[Items from a data source]
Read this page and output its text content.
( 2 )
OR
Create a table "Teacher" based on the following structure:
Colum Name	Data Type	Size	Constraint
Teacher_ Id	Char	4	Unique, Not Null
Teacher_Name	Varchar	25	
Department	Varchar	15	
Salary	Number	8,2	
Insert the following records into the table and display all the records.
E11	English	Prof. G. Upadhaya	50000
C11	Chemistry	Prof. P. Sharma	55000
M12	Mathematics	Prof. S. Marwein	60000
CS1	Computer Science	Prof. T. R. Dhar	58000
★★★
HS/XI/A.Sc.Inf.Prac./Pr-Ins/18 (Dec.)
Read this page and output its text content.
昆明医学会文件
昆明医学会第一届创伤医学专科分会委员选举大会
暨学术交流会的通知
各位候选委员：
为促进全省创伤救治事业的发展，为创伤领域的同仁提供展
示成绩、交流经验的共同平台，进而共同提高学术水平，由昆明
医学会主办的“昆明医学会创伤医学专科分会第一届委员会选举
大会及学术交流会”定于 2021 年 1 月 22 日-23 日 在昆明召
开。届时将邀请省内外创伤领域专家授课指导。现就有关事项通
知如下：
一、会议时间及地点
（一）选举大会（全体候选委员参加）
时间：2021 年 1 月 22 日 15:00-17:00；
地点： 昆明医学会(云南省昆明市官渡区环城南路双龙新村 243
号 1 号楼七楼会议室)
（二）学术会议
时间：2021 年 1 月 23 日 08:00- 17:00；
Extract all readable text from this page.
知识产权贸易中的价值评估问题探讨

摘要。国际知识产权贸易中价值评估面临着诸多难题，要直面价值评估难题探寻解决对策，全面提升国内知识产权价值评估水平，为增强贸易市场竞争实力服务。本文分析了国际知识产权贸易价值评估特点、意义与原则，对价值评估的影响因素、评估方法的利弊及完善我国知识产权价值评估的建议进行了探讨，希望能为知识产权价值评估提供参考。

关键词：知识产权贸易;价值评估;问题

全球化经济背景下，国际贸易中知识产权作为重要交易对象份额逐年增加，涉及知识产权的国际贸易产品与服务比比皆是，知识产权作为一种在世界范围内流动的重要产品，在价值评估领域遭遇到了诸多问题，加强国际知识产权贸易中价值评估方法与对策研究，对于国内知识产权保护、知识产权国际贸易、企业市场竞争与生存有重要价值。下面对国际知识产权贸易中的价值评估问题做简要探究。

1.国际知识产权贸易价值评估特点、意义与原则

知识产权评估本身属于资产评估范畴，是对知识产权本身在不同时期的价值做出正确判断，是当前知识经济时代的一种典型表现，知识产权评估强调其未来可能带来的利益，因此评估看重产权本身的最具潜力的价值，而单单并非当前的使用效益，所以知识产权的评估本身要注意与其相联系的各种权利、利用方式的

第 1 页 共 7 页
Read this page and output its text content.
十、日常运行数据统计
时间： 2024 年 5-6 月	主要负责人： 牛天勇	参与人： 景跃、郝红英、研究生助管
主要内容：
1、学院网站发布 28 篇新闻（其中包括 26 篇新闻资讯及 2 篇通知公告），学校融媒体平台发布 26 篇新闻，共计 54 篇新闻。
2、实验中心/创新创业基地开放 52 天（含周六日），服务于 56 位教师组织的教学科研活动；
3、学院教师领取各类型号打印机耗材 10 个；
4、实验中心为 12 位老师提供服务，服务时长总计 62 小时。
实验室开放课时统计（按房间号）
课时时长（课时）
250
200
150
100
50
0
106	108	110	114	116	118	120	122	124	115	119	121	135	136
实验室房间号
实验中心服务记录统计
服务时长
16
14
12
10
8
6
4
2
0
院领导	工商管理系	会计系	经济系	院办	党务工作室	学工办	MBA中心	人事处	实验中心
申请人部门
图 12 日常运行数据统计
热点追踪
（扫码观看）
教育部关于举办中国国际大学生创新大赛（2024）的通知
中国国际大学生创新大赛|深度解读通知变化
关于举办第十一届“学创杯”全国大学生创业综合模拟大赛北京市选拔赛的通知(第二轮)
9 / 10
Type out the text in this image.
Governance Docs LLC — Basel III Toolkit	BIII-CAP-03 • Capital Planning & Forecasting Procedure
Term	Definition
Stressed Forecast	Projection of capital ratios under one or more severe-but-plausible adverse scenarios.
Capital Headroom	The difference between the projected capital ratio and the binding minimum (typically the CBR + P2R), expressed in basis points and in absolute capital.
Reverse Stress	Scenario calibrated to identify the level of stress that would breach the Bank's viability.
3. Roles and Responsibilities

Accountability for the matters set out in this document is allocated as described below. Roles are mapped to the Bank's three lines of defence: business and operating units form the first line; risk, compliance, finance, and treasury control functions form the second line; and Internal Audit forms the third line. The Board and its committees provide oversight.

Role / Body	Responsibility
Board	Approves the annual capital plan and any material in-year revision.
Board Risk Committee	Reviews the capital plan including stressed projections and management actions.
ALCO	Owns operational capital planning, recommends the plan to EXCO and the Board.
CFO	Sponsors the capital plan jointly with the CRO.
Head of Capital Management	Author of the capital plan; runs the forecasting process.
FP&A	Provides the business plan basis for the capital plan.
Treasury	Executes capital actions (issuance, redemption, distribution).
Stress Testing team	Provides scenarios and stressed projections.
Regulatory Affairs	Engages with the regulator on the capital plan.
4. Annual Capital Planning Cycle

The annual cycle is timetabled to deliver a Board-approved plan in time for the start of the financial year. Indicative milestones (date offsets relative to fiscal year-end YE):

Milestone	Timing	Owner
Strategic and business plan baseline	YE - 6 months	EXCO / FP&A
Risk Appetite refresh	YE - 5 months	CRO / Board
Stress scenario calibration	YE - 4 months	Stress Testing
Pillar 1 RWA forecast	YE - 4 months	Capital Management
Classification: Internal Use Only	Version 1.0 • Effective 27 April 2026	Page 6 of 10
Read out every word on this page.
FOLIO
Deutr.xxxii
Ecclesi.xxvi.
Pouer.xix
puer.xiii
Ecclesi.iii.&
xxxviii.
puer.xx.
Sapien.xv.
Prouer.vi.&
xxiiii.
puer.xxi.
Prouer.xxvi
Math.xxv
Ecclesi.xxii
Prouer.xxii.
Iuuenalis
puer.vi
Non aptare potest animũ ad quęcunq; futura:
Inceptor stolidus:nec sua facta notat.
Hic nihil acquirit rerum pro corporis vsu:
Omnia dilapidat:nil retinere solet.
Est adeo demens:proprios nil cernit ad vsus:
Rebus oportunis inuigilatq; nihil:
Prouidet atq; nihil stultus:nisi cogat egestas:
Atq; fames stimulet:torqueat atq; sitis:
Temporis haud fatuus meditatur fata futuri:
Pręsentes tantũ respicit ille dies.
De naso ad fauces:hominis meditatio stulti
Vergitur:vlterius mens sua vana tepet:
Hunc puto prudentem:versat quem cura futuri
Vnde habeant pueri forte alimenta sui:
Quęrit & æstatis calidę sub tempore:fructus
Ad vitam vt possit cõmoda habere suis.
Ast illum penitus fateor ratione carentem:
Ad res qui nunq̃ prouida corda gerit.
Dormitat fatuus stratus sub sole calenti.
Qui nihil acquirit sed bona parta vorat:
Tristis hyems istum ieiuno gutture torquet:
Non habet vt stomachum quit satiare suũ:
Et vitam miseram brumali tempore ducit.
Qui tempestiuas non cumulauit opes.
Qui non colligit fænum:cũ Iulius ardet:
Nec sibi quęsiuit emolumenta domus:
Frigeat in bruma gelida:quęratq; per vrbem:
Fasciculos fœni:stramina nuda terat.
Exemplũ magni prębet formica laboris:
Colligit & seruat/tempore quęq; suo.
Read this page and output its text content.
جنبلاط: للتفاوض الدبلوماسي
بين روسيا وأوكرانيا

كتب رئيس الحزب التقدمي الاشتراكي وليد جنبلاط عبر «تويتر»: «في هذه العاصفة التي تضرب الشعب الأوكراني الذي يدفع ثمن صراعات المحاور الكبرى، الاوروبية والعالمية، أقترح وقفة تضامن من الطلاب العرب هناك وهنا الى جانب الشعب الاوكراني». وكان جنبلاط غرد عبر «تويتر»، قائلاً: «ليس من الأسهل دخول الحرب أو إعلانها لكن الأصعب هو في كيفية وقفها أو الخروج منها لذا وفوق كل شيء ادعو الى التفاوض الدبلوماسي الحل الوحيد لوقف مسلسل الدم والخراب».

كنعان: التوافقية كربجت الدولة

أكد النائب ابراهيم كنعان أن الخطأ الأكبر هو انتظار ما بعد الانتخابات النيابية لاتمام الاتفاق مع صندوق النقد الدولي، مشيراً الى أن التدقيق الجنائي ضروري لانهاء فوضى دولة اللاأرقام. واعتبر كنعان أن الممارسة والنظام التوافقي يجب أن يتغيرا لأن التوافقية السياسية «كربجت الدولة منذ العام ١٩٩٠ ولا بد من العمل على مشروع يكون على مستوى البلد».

## REQUIREMENT
Copy each line that holds the word "Varchar".

## RESPONSE TO THE TASK
Teacher_Name	Varchar	25	
Department	Varchar	15	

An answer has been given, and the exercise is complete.